» GIVEN EXERCISE
Beneath this sentence is a set of records; write each of them out exactly.

Records from a collection of figures:
begin

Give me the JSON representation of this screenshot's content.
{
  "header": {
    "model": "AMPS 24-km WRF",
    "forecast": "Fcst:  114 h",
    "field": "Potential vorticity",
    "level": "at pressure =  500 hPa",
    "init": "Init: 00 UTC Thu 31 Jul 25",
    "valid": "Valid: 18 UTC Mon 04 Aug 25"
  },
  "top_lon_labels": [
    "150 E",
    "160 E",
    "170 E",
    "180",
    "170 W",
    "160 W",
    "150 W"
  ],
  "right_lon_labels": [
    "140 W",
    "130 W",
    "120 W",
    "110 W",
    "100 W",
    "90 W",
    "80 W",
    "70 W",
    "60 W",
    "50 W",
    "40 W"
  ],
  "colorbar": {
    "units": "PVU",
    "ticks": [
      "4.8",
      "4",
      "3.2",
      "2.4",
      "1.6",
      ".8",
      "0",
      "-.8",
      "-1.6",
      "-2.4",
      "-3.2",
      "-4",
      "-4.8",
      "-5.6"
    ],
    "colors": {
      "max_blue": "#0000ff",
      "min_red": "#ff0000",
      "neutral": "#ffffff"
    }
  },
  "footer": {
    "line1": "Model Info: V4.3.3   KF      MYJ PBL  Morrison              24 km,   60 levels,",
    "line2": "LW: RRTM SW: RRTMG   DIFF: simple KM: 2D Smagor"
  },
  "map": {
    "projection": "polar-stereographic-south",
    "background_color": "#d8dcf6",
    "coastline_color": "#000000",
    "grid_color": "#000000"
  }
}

end

» RESPONSE
Give me the JSON representation of this screenshot's content.
{
  "header": {
    "model": "AMPS 24-km WRF",
    "forecast": "Fcst:  114 h",
    "field": "Potential vorticity",
    "level": "at pressure =  500 hPa",
    "init": "Init: 00 UTC Thu 31 Jul 25",
    "valid": "Valid: 18 UTC Mon 04 Aug 25"
  },
  "top_lon_labels": [
    "150 E",
    "160 E",
    "170 E",
    "180",
    "170 W",
    "160 W",
    "150 W"
  ],
  "right_lon_labels": [
    "140 W",
    "130 W",
    "120 W",
    "110 W",
    "100 W",
    "90 W",
    "80 W",
    "70 W",
    "60 W",
    "50 W",
    "40 W"
  ],
  "colorbar": {
    "units": "PVU",
    "ticks": [
      "4.8",
      "4",
      "3.2",
      "2.4",
      "1.6",
      ".8",
      "0",
      "-.8",
      "-1.6",
      "-2.4",
      "-3.2",
      "-4",
      "-4.8",
      "-5.6"
    ],
    "colors": {
      "max_blue": "#0000ff",
      "min_red": "#ff0000",
      "neutral": "#ffffff"
    }
  },
  "footer": {
    "line1": "Model Info: V4.3.3   KF      MYJ PBL  Morrison              24 km,   60 levels,",
    "line2": "LW: RRTM SW: RRTMG   DIFF: simple KM: 2D Smagor"
  },
  "map": {
    "projection": "polar-stereographic-south",
    "background_color": "#d8dcf6",
    "coastline_color": "#000000",
    "grid_color": "#000000"
  }
}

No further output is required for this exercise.